Return the number of lines that contain the word "this", and return nothing else.
▼▼▼
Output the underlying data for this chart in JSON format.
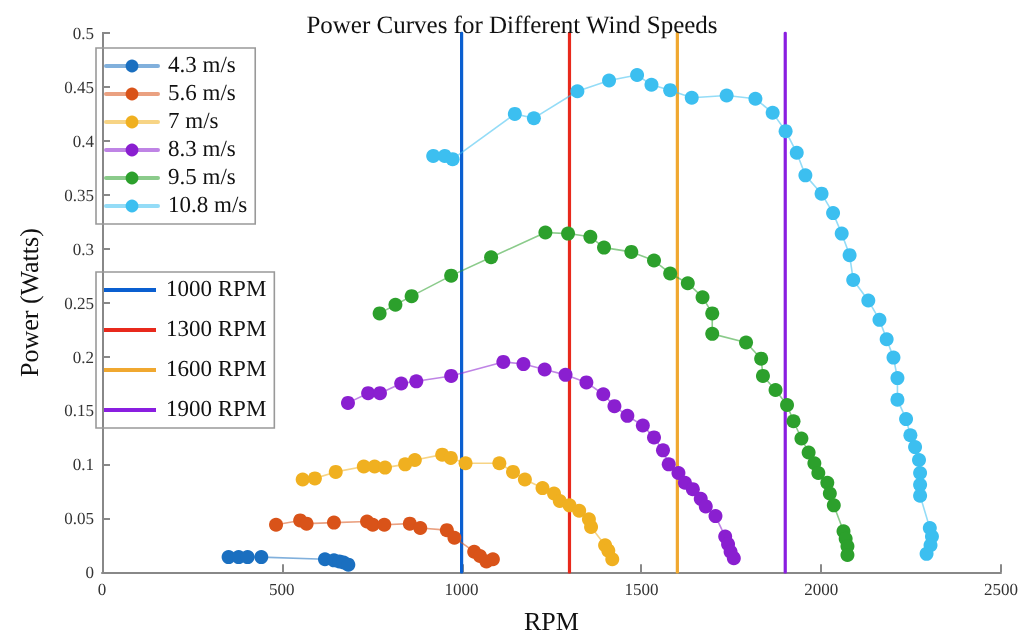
{
  "chart_data": {
    "type": "line",
    "title": "Power Curves for Different Wind Speeds",
    "xlabel": "RPM",
    "ylabel": "Power (Watts)",
    "xlim": [
      0,
      2500
    ],
    "xticks": [
      0,
      500,
      1000,
      1500,
      2000,
      2500
    ],
    "ylim": [
      0,
      0.5
    ],
    "yticks": [
      0,
      0.05,
      0.1,
      0.15,
      0.2,
      0.25,
      0.3,
      0.35,
      0.4,
      0.45,
      0.5
    ],
    "grid": false,
    "legend": "top left",
    "marker": "circle",
    "line_style": "solid",
    "series": [
      {
        "name": "4.3 m/s",
        "color": "#1a6fc0",
        "x": [
          352,
          380,
          405,
          443,
          620,
          645,
          660,
          672,
          685
        ],
        "values": [
          0.014,
          0.014,
          0.014,
          0.014,
          0.012,
          0.011,
          0.01,
          0.009,
          0.007
        ]
      },
      {
        "name": "5.6 m/s",
        "color": "#d95319",
        "x": [
          484,
          551,
          569,
          645,
          737,
          753,
          785,
          856,
          885,
          959,
          980,
          1035,
          1051,
          1069,
          1087
        ],
        "values": [
          0.044,
          0.048,
          0.045,
          0.046,
          0.047,
          0.044,
          0.044,
          0.045,
          0.041,
          0.039,
          0.032,
          0.019,
          0.015,
          0.01,
          0.012
        ]
      },
      {
        "name": "7 m/s",
        "color": "#f0b020",
        "x": [
          558,
          592,
          650,
          728,
          758,
          787,
          843,
          870,
          946,
          970,
          1011,
          1105,
          1143,
          1176,
          1225,
          1257,
          1273,
          1300,
          1327,
          1354,
          1360,
          1399,
          1408,
          1419
        ],
        "values": [
          0.086,
          0.087,
          0.093,
          0.098,
          0.098,
          0.097,
          0.1,
          0.104,
          0.109,
          0.106,
          0.101,
          0.101,
          0.093,
          0.086,
          0.078,
          0.073,
          0.066,
          0.062,
          0.057,
          0.049,
          0.042,
          0.025,
          0.02,
          0.012
        ]
      },
      {
        "name": "8.3 m/s",
        "color": "#8a1fd0",
        "x": [
          684,
          740,
          773,
          832,
          874,
          971,
          1116,
          1172,
          1231,
          1289,
          1347,
          1394,
          1425,
          1461,
          1504,
          1535,
          1560,
          1576,
          1603,
          1621,
          1643,
          1665,
          1679,
          1706,
          1733,
          1741,
          1748,
          1757
        ],
        "values": [
          0.157,
          0.166,
          0.166,
          0.175,
          0.177,
          0.182,
          0.195,
          0.193,
          0.188,
          0.183,
          0.176,
          0.165,
          0.154,
          0.145,
          0.136,
          0.125,
          0.113,
          0.1,
          0.092,
          0.083,
          0.077,
          0.068,
          0.061,
          0.052,
          0.033,
          0.026,
          0.019,
          0.013
        ]
      },
      {
        "name": "9.5 m/s",
        "color": "#2ca02c",
        "x": [
          772,
          816,
          861,
          971,
          1082,
          1233,
          1296,
          1358,
          1396,
          1472,
          1535,
          1580,
          1629,
          1670,
          1697,
          1697,
          1791,
          1833,
          1838,
          1873,
          1905,
          1923,
          1945,
          1965,
          1981,
          1992,
          2017,
          2024,
          2035,
          2062,
          2068,
          2073,
          2073
        ],
        "values": [
          0.24,
          0.248,
          0.256,
          0.275,
          0.292,
          0.315,
          0.314,
          0.311,
          0.301,
          0.297,
          0.289,
          0.277,
          0.268,
          0.255,
          0.24,
          0.221,
          0.213,
          0.198,
          0.182,
          0.169,
          0.155,
          0.14,
          0.124,
          0.111,
          0.101,
          0.092,
          0.083,
          0.073,
          0.062,
          0.038,
          0.031,
          0.024,
          0.016
        ]
      },
      {
        "name": "10.8 m/s",
        "color": "#3cbff0",
        "x": [
          921,
          953,
          975,
          1148,
          1201,
          1322,
          1410,
          1488,
          1528,
          1580,
          1640,
          1737,
          1817,
          1865,
          1901,
          1932,
          1956,
          2001,
          2033,
          2057,
          2079,
          2089,
          2131,
          2162,
          2182,
          2201,
          2212,
          2212,
          2236,
          2248,
          2261,
          2272,
          2275,
          2275,
          2275,
          2302,
          2308,
          2304,
          2293
        ],
        "values": [
          0.386,
          0.386,
          0.383,
          0.425,
          0.421,
          0.446,
          0.456,
          0.461,
          0.452,
          0.447,
          0.44,
          0.442,
          0.439,
          0.426,
          0.409,
          0.389,
          0.368,
          0.351,
          0.333,
          0.314,
          0.294,
          0.271,
          0.252,
          0.234,
          0.216,
          0.199,
          0.18,
          0.16,
          0.142,
          0.127,
          0.116,
          0.104,
          0.092,
          0.081,
          0.071,
          0.041,
          0.033,
          0.025,
          0.017
        ]
      },
      {
        "name": "1000 RPM",
        "color": "#0a5fd0",
        "marker": "none",
        "x": [
          1000,
          1000
        ],
        "values": [
          0,
          0.5
        ]
      },
      {
        "name": "1300 RPM",
        "color": "#e8291c",
        "marker": "none",
        "x": [
          1300,
          1300
        ],
        "values": [
          0,
          0.5
        ]
      },
      {
        "name": "1600 RPM",
        "color": "#f0a830",
        "marker": "none",
        "x": [
          1600,
          1600
        ],
        "values": [
          0,
          0.5
        ]
      },
      {
        "name": "1900 RPM",
        "color": "#8a1ee0",
        "marker": "none",
        "x": [
          1900,
          1900
        ],
        "values": [
          0,
          0.5
        ]
      }
    ]
  }
}
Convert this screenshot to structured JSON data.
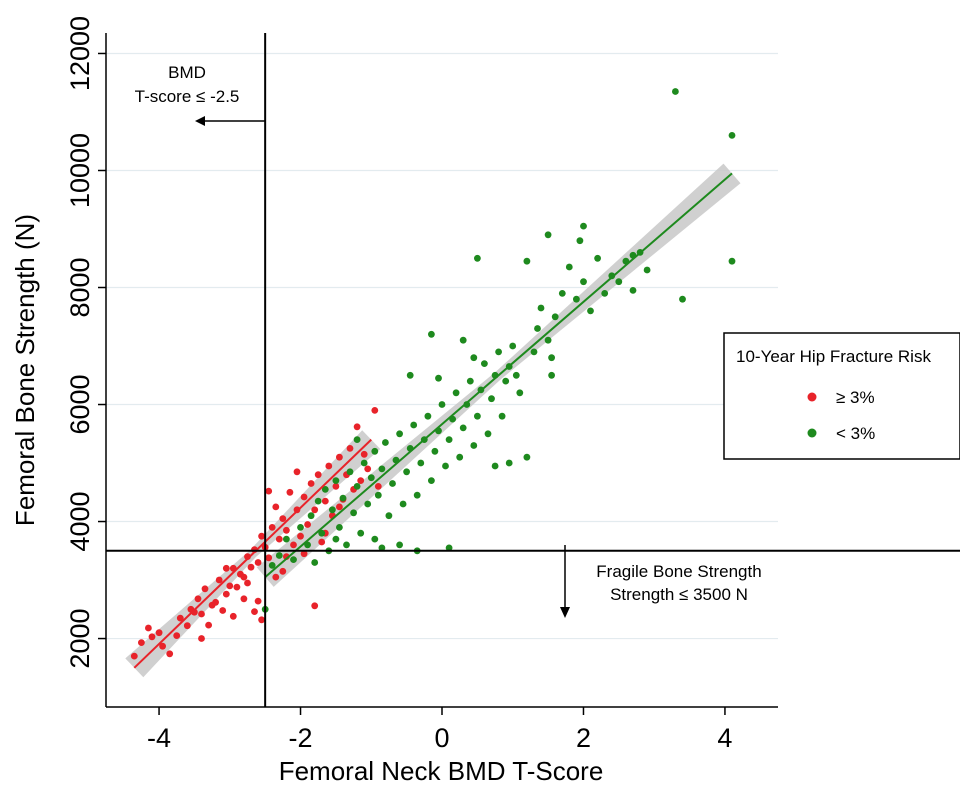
{
  "chart_data": {
    "type": "scatter",
    "xlabel": "Femoral Neck BMD T-Score",
    "ylabel": "Femoral Bone Strength (N)",
    "xlim": [
      -4.75,
      4.75
    ],
    "ylim": [
      830,
      12350
    ],
    "x_ticks": [
      -4,
      -2,
      0,
      2,
      4
    ],
    "x_tick_labels": [
      "-4",
      "-2",
      "0",
      "2",
      "4"
    ],
    "y_ticks": [
      2000,
      4000,
      6000,
      8000,
      10000,
      12000
    ],
    "y_tick_labels": [
      "2000",
      "4000",
      "6000",
      "8000",
      "10000",
      "12000"
    ],
    "grid": "horizontal",
    "colors": {
      "high_risk": "#e8232a",
      "low_risk": "#1e8a1e",
      "band": "#c8c8c8"
    },
    "threshold_lines": {
      "x": -2.5,
      "y": 3500
    },
    "annotations": {
      "bmd": {
        "line1": "BMD",
        "line2": "T-score ≤ -2.5"
      },
      "fragile": {
        "line1": "Fragile Bone Strength",
        "line2": "Strength ≤ 3500 N"
      }
    },
    "legend": {
      "title": "10-Year Hip Fracture Risk",
      "position": "right",
      "entries": [
        {
          "label": "≥ 3%",
          "series": "high_risk"
        },
        {
          "label": "< 3%",
          "series": "low_risk"
        }
      ]
    },
    "series": [
      {
        "key": "high_risk",
        "fit": {
          "x": [
            -4.35,
            -1.0
          ],
          "y": [
            1500,
            5400
          ]
        },
        "points": [
          [
            -4.35,
            1700
          ],
          [
            -4.25,
            1930
          ],
          [
            -4.15,
            2180
          ],
          [
            -4.1,
            2030
          ],
          [
            -3.95,
            1870
          ],
          [
            -3.85,
            1740
          ],
          [
            -3.75,
            2050
          ],
          [
            -3.7,
            2350
          ],
          [
            -3.6,
            2220
          ],
          [
            -3.55,
            2500
          ],
          [
            -3.45,
            2680
          ],
          [
            -3.4,
            2000
          ],
          [
            -3.4,
            2420
          ],
          [
            -3.35,
            2850
          ],
          [
            -3.3,
            2230
          ],
          [
            -3.25,
            2570
          ],
          [
            -3.2,
            2620
          ],
          [
            -3.15,
            3000
          ],
          [
            -3.1,
            2480
          ],
          [
            -3.05,
            2760
          ],
          [
            -3.0,
            2900
          ],
          [
            -2.95,
            2380
          ],
          [
            -2.95,
            3200
          ],
          [
            -2.9,
            2880
          ],
          [
            -2.85,
            3100
          ],
          [
            -2.8,
            2680
          ],
          [
            -2.8,
            3050
          ],
          [
            -2.75,
            3400
          ],
          [
            -2.7,
            3220
          ],
          [
            -2.65,
            2460
          ],
          [
            -2.65,
            3520
          ],
          [
            -2.6,
            3300
          ],
          [
            -2.55,
            3750
          ],
          [
            -2.5,
            3560
          ],
          [
            -2.45,
            3380
          ],
          [
            -2.4,
            3900
          ],
          [
            -2.35,
            3050
          ],
          [
            -2.35,
            4250
          ],
          [
            -2.3,
            3700
          ],
          [
            -2.25,
            4050
          ],
          [
            -2.2,
            3400
          ],
          [
            -2.2,
            3850
          ],
          [
            -2.15,
            4500
          ],
          [
            -2.1,
            3600
          ],
          [
            -2.05,
            4200
          ],
          [
            -2.0,
            3750
          ],
          [
            -1.95,
            4420
          ],
          [
            -1.9,
            3950
          ],
          [
            -1.85,
            4650
          ],
          [
            -1.8,
            2560
          ],
          [
            -1.8,
            4200
          ],
          [
            -1.75,
            4800
          ],
          [
            -1.7,
            3650
          ],
          [
            -1.65,
            4350
          ],
          [
            -1.6,
            4950
          ],
          [
            -1.55,
            4100
          ],
          [
            -1.5,
            4600
          ],
          [
            -1.45,
            5100
          ],
          [
            -1.4,
            4380
          ],
          [
            -1.35,
            4800
          ],
          [
            -1.3,
            5250
          ],
          [
            -1.25,
            4550
          ],
          [
            -1.2,
            5620
          ],
          [
            -1.15,
            4700
          ],
          [
            -1.1,
            5150
          ],
          [
            -1.05,
            4900
          ],
          [
            -0.95,
            5900
          ],
          [
            -0.9,
            4600
          ],
          [
            -2.6,
            2640
          ],
          [
            -2.55,
            2320
          ],
          [
            -3.05,
            3200
          ],
          [
            -2.25,
            3150
          ],
          [
            -1.95,
            3450
          ],
          [
            -1.65,
            3800
          ],
          [
            -2.45,
            4520
          ],
          [
            -4.0,
            2100
          ],
          [
            -3.5,
            2450
          ],
          [
            -2.05,
            4850
          ],
          [
            -1.45,
            4250
          ],
          [
            -2.75,
            2950
          ]
        ]
      },
      {
        "key": "low_risk",
        "fit": {
          "x": [
            -2.5,
            4.1
          ],
          "y": [
            3050,
            9950
          ]
        },
        "points": [
          [
            -2.5,
            2500
          ],
          [
            -2.4,
            3250
          ],
          [
            -2.3,
            3420
          ],
          [
            -2.2,
            3700
          ],
          [
            -2.1,
            3350
          ],
          [
            -2.0,
            3900
          ],
          [
            -1.9,
            3600
          ],
          [
            -1.85,
            4100
          ],
          [
            -1.8,
            3300
          ],
          [
            -1.75,
            4350
          ],
          [
            -1.7,
            3800
          ],
          [
            -1.65,
            4550
          ],
          [
            -1.6,
            3500
          ],
          [
            -1.55,
            4200
          ],
          [
            -1.5,
            4700
          ],
          [
            -1.45,
            3900
          ],
          [
            -1.4,
            4400
          ],
          [
            -1.35,
            3600
          ],
          [
            -1.3,
            4850
          ],
          [
            -1.25,
            4150
          ],
          [
            -1.2,
            4600
          ],
          [
            -1.15,
            3800
          ],
          [
            -1.1,
            5000
          ],
          [
            -1.05,
            4300
          ],
          [
            -1.0,
            4750
          ],
          [
            -0.95,
            3700
          ],
          [
            -0.95,
            5200
          ],
          [
            -0.9,
            4450
          ],
          [
            -0.85,
            3550
          ],
          [
            -0.85,
            4900
          ],
          [
            -0.8,
            5350
          ],
          [
            -0.75,
            4100
          ],
          [
            -0.7,
            4650
          ],
          [
            -0.65,
            5050
          ],
          [
            -0.6,
            3600
          ],
          [
            -0.6,
            5500
          ],
          [
            -0.55,
            4300
          ],
          [
            -0.5,
            4850
          ],
          [
            -0.45,
            5250
          ],
          [
            -0.4,
            5650
          ],
          [
            -0.35,
            4450
          ],
          [
            -0.3,
            5000
          ],
          [
            -0.25,
            5400
          ],
          [
            -0.2,
            5800
          ],
          [
            -0.15,
            4700
          ],
          [
            -0.1,
            5200
          ],
          [
            -0.05,
            5550
          ],
          [
            0.0,
            6000
          ],
          [
            0.05,
            4950
          ],
          [
            0.1,
            5400
          ],
          [
            0.15,
            5750
          ],
          [
            0.2,
            6200
          ],
          [
            0.25,
            5100
          ],
          [
            0.3,
            5600
          ],
          [
            0.35,
            6000
          ],
          [
            0.4,
            6400
          ],
          [
            0.45,
            5300
          ],
          [
            0.5,
            5800
          ],
          [
            0.55,
            6250
          ],
          [
            0.6,
            6700
          ],
          [
            0.65,
            5500
          ],
          [
            0.7,
            6100
          ],
          [
            0.75,
            6500
          ],
          [
            0.8,
            6900
          ],
          [
            0.85,
            5800
          ],
          [
            0.9,
            6400
          ],
          [
            0.95,
            6650
          ],
          [
            1.0,
            7000
          ],
          [
            1.1,
            6200
          ],
          [
            1.2,
            5100
          ],
          [
            1.3,
            6900
          ],
          [
            1.35,
            7300
          ],
          [
            1.4,
            7650
          ],
          [
            1.5,
            7100
          ],
          [
            1.55,
            6800
          ],
          [
            1.6,
            7500
          ],
          [
            1.7,
            7900
          ],
          [
            1.8,
            8350
          ],
          [
            1.9,
            7800
          ],
          [
            2.0,
            8100
          ],
          [
            2.1,
            7600
          ],
          [
            2.2,
            8500
          ],
          [
            2.3,
            7900
          ],
          [
            2.4,
            8200
          ],
          [
            2.5,
            8100
          ],
          [
            2.6,
            8450
          ],
          [
            2.7,
            7950
          ],
          [
            2.8,
            8600
          ],
          [
            2.9,
            8300
          ],
          [
            3.3,
            11350
          ],
          [
            3.4,
            7800
          ],
          [
            4.1,
            10600
          ],
          [
            4.1,
            8450
          ],
          [
            0.5,
            8500
          ],
          [
            1.5,
            8900
          ],
          [
            1.95,
            8800
          ],
          [
            0.1,
            3550
          ],
          [
            -0.35,
            3500
          ],
          [
            0.75,
            4950
          ],
          [
            1.2,
            8450
          ],
          [
            -0.15,
            7200
          ],
          [
            0.3,
            7100
          ],
          [
            2.0,
            9050
          ],
          [
            1.05,
            6500
          ],
          [
            2.7,
            8550
          ],
          [
            1.55,
            6500
          ],
          [
            0.45,
            6800
          ],
          [
            -0.45,
            6500
          ],
          [
            -0.05,
            6450
          ],
          [
            0.95,
            5000
          ],
          [
            -1.2,
            5400
          ],
          [
            -1.5,
            3700
          ]
        ]
      }
    ]
  }
}
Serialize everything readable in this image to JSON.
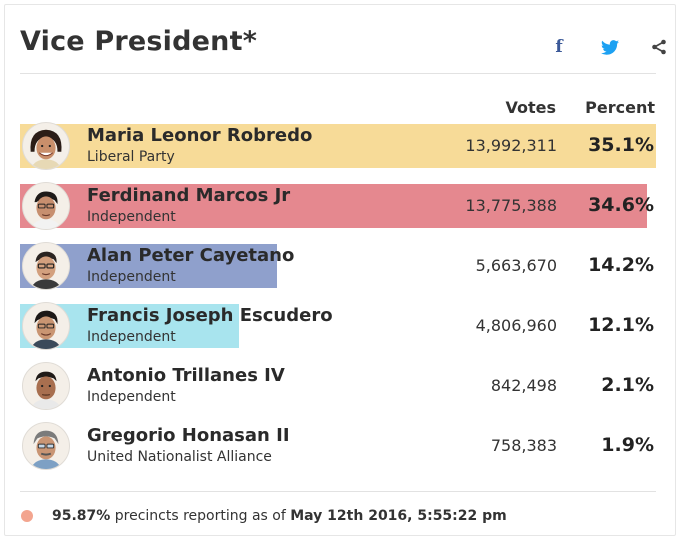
{
  "header": {
    "title": "Vice President*",
    "share_icons": [
      "facebook-icon",
      "twitter-icon",
      "share-icon"
    ],
    "facebook_glyph": "f"
  },
  "columns": {
    "votes": "Votes",
    "percent": "Percent"
  },
  "candidates": [
    {
      "name": "Maria Leonor Robredo",
      "party": "Liberal Party",
      "votes": "13,992,311",
      "percent": "35.1%",
      "share": 0.351,
      "color": "#f7db98"
    },
    {
      "name": "Ferdinand Marcos Jr",
      "party": "Independent",
      "votes": "13,775,388",
      "percent": "34.6%",
      "share": 0.346,
      "color": "#e5888f"
    },
    {
      "name": "Alan Peter Cayetano",
      "party": "Independent",
      "votes": "5,663,670",
      "percent": "14.2%",
      "share": 0.142,
      "color": "#8fa0cc"
    },
    {
      "name": "Francis Joseph Escudero",
      "party": "Independent",
      "votes": "4,806,960",
      "percent": "12.1%",
      "share": 0.121,
      "color": "#a8e4ee"
    },
    {
      "name": "Antonio Trillanes IV",
      "party": "Independent",
      "votes": "842,498",
      "percent": "2.1%",
      "share": 0.021,
      "color": "#d9d9d9"
    },
    {
      "name": "Gregorio Honasan II",
      "party": "United Nationalist Alliance",
      "votes": "758,383",
      "percent": "1.9%",
      "share": 0.019,
      "color": "#d9d9d9"
    }
  ],
  "footer": {
    "percent": "95.87%",
    "text": "precincts reporting as of",
    "timestamp": "May 12th 2016, 5:55:22 pm",
    "dot_color": "#f3a58f"
  }
}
▲▲▲
→ TASK SOLUTION:
3